### Short problem:
From the listing below, extract each entry exactly as written, minus the images.

(Records that describe figures)
>>>

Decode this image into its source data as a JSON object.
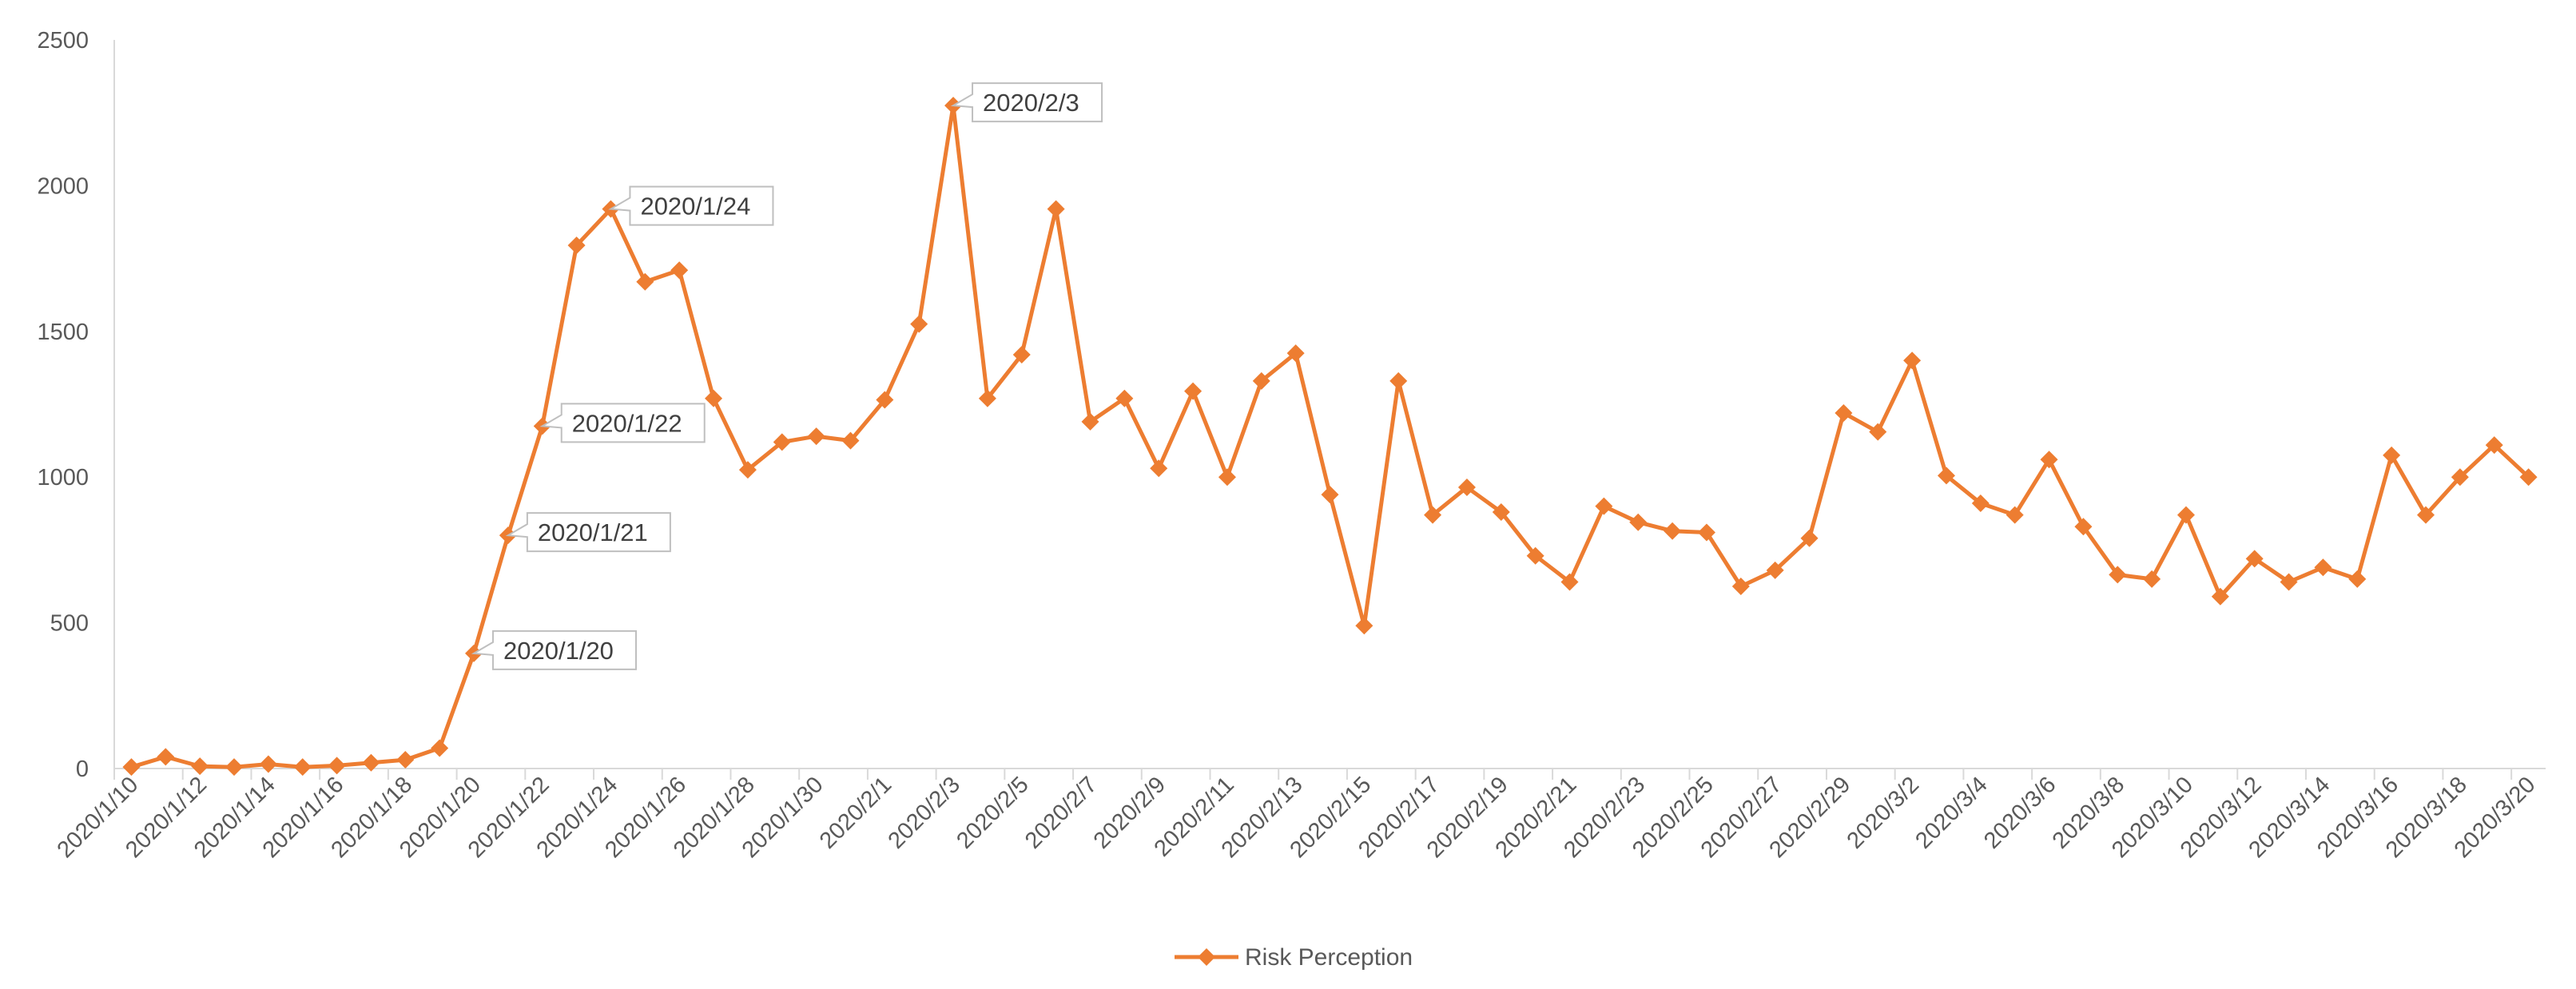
{
  "chart_data": {
    "type": "line",
    "title": "",
    "xlabel": "",
    "ylabel": "",
    "ylim": [
      0,
      2500
    ],
    "yticks": [
      0,
      500,
      1000,
      1500,
      2000,
      2500
    ],
    "grid": false,
    "legend_position": "bottom",
    "color": "#ED7D31",
    "marker": "diamond",
    "x": [
      "2020/1/10",
      "2020/1/11",
      "2020/1/12",
      "2020/1/13",
      "2020/1/14",
      "2020/1/15",
      "2020/1/16",
      "2020/1/17",
      "2020/1/18",
      "2020/1/19",
      "2020/1/20",
      "2020/1/21",
      "2020/1/22",
      "2020/1/23",
      "2020/1/24",
      "2020/1/25",
      "2020/1/26",
      "2020/1/27",
      "2020/1/28",
      "2020/1/29",
      "2020/1/30",
      "2020/1/31",
      "2020/2/1",
      "2020/2/2",
      "2020/2/3",
      "2020/2/4",
      "2020/2/5",
      "2020/2/6",
      "2020/2/7",
      "2020/2/8",
      "2020/2/9",
      "2020/2/10",
      "2020/2/11",
      "2020/2/12",
      "2020/2/13",
      "2020/2/14",
      "2020/2/15",
      "2020/2/16",
      "2020/2/17",
      "2020/2/18",
      "2020/2/19",
      "2020/2/20",
      "2020/2/21",
      "2020/2/22",
      "2020/2/23",
      "2020/2/24",
      "2020/2/25",
      "2020/2/26",
      "2020/2/27",
      "2020/2/28",
      "2020/2/29",
      "2020/3/1",
      "2020/3/2",
      "2020/3/3",
      "2020/3/4",
      "2020/3/5",
      "2020/3/6",
      "2020/3/7",
      "2020/3/8",
      "2020/3/9",
      "2020/3/10",
      "2020/3/11",
      "2020/3/12",
      "2020/3/13",
      "2020/3/14",
      "2020/3/15",
      "2020/3/16",
      "2020/3/17",
      "2020/3/18",
      "2020/3/19",
      "2020/3/20"
    ],
    "x_tick_labels": [
      "2020/1/10",
      "2020/1/12",
      "2020/1/14",
      "2020/1/16",
      "2020/1/18",
      "2020/1/20",
      "2020/1/22",
      "2020/1/24",
      "2020/1/26",
      "2020/1/28",
      "2020/1/30",
      "2020/2/1",
      "2020/2/3",
      "2020/2/5",
      "2020/2/7",
      "2020/2/9",
      "2020/2/11",
      "2020/2/13",
      "2020/2/15",
      "2020/2/17",
      "2020/2/19",
      "2020/2/21",
      "2020/2/23",
      "2020/2/25",
      "2020/2/27",
      "2020/2/29",
      "2020/3/2",
      "2020/3/4",
      "2020/3/6",
      "2020/3/8",
      "2020/3/10",
      "2020/3/12",
      "2020/3/14",
      "2020/3/16",
      "2020/3/18",
      "2020/3/20"
    ],
    "series": [
      {
        "name": "Risk Perception",
        "values": [
          5,
          40,
          8,
          5,
          15,
          5,
          10,
          20,
          30,
          70,
          395,
          800,
          1175,
          1795,
          1920,
          1670,
          1710,
          1270,
          1025,
          1120,
          1140,
          1125,
          1265,
          1525,
          2275,
          1270,
          1420,
          1920,
          1190,
          1270,
          1030,
          1295,
          1000,
          1330,
          1425,
          940,
          490,
          1330,
          870,
          965,
          880,
          730,
          640,
          900,
          845,
          815,
          810,
          625,
          680,
          790,
          1220,
          1155,
          1400,
          1005,
          910,
          870,
          1060,
          830,
          665,
          650,
          870,
          590,
          720,
          640,
          690,
          650,
          1075,
          870,
          1000,
          1110,
          1000
        ]
      }
    ],
    "annotations": [
      {
        "x": "2020/1/20",
        "label": "2020/1/20"
      },
      {
        "x": "2020/1/21",
        "label": "2020/1/21"
      },
      {
        "x": "2020/1/22",
        "label": "2020/1/22"
      },
      {
        "x": "2020/1/24",
        "label": "2020/1/24"
      },
      {
        "x": "2020/2/3",
        "label": "2020/2/3"
      }
    ]
  }
}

<<<

### Correct response:
Decode this image into its source data as a JSON object.
{
  "chart_data": {
    "type": "line",
    "title": "",
    "xlabel": "",
    "ylabel": "",
    "ylim": [
      0,
      2500
    ],
    "yticks": [
      0,
      500,
      1000,
      1500,
      2000,
      2500
    ],
    "grid": false,
    "legend_position": "bottom",
    "color": "#ED7D31",
    "marker": "diamond",
    "x": [
      "2020/1/10",
      "2020/1/11",
      "2020/1/12",
      "2020/1/13",
      "2020/1/14",
      "2020/1/15",
      "2020/1/16",
      "2020/1/17",
      "2020/1/18",
      "2020/1/19",
      "2020/1/20",
      "2020/1/21",
      "2020/1/22",
      "2020/1/23",
      "2020/1/24",
      "2020/1/25",
      "2020/1/26",
      "2020/1/27",
      "2020/1/28",
      "2020/1/29",
      "2020/1/30",
      "2020/1/31",
      "2020/2/1",
      "2020/2/2",
      "2020/2/3",
      "2020/2/4",
      "2020/2/5",
      "2020/2/6",
      "2020/2/7",
      "2020/2/8",
      "2020/2/9",
      "2020/2/10",
      "2020/2/11",
      "2020/2/12",
      "2020/2/13",
      "2020/2/14",
      "2020/2/15",
      "2020/2/16",
      "2020/2/17",
      "2020/2/18",
      "2020/2/19",
      "2020/2/20",
      "2020/2/21",
      "2020/2/22",
      "2020/2/23",
      "2020/2/24",
      "2020/2/25",
      "2020/2/26",
      "2020/2/27",
      "2020/2/28",
      "2020/2/29",
      "2020/3/1",
      "2020/3/2",
      "2020/3/3",
      "2020/3/4",
      "2020/3/5",
      "2020/3/6",
      "2020/3/7",
      "2020/3/8",
      "2020/3/9",
      "2020/3/10",
      "2020/3/11",
      "2020/3/12",
      "2020/3/13",
      "2020/3/14",
      "2020/3/15",
      "2020/3/16",
      "2020/3/17",
      "2020/3/18",
      "2020/3/19",
      "2020/3/20"
    ],
    "x_tick_labels": [
      "2020/1/10",
      "2020/1/12",
      "2020/1/14",
      "2020/1/16",
      "2020/1/18",
      "2020/1/20",
      "2020/1/22",
      "2020/1/24",
      "2020/1/26",
      "2020/1/28",
      "2020/1/30",
      "2020/2/1",
      "2020/2/3",
      "2020/2/5",
      "2020/2/7",
      "2020/2/9",
      "2020/2/11",
      "2020/2/13",
      "2020/2/15",
      "2020/2/17",
      "2020/2/19",
      "2020/2/21",
      "2020/2/23",
      "2020/2/25",
      "2020/2/27",
      "2020/2/29",
      "2020/3/2",
      "2020/3/4",
      "2020/3/6",
      "2020/3/8",
      "2020/3/10",
      "2020/3/12",
      "2020/3/14",
      "2020/3/16",
      "2020/3/18",
      "2020/3/20"
    ],
    "series": [
      {
        "name": "Risk Perception",
        "values": [
          5,
          40,
          8,
          5,
          15,
          5,
          10,
          20,
          30,
          70,
          395,
          800,
          1175,
          1795,
          1920,
          1670,
          1710,
          1270,
          1025,
          1120,
          1140,
          1125,
          1265,
          1525,
          2275,
          1270,
          1420,
          1920,
          1190,
          1270,
          1030,
          1295,
          1000,
          1330,
          1425,
          940,
          490,
          1330,
          870,
          965,
          880,
          730,
          640,
          900,
          845,
          815,
          810,
          625,
          680,
          790,
          1220,
          1155,
          1400,
          1005,
          910,
          870,
          1060,
          830,
          665,
          650,
          870,
          590,
          720,
          640,
          690,
          650,
          1075,
          870,
          1000,
          1110,
          1000
        ]
      }
    ],
    "annotations": [
      {
        "x": "2020/1/20",
        "label": "2020/1/20"
      },
      {
        "x": "2020/1/21",
        "label": "2020/1/21"
      },
      {
        "x": "2020/1/22",
        "label": "2020/1/22"
      },
      {
        "x": "2020/1/24",
        "label": "2020/1/24"
      },
      {
        "x": "2020/2/3",
        "label": "2020/2/3"
      }
    ]
  }
}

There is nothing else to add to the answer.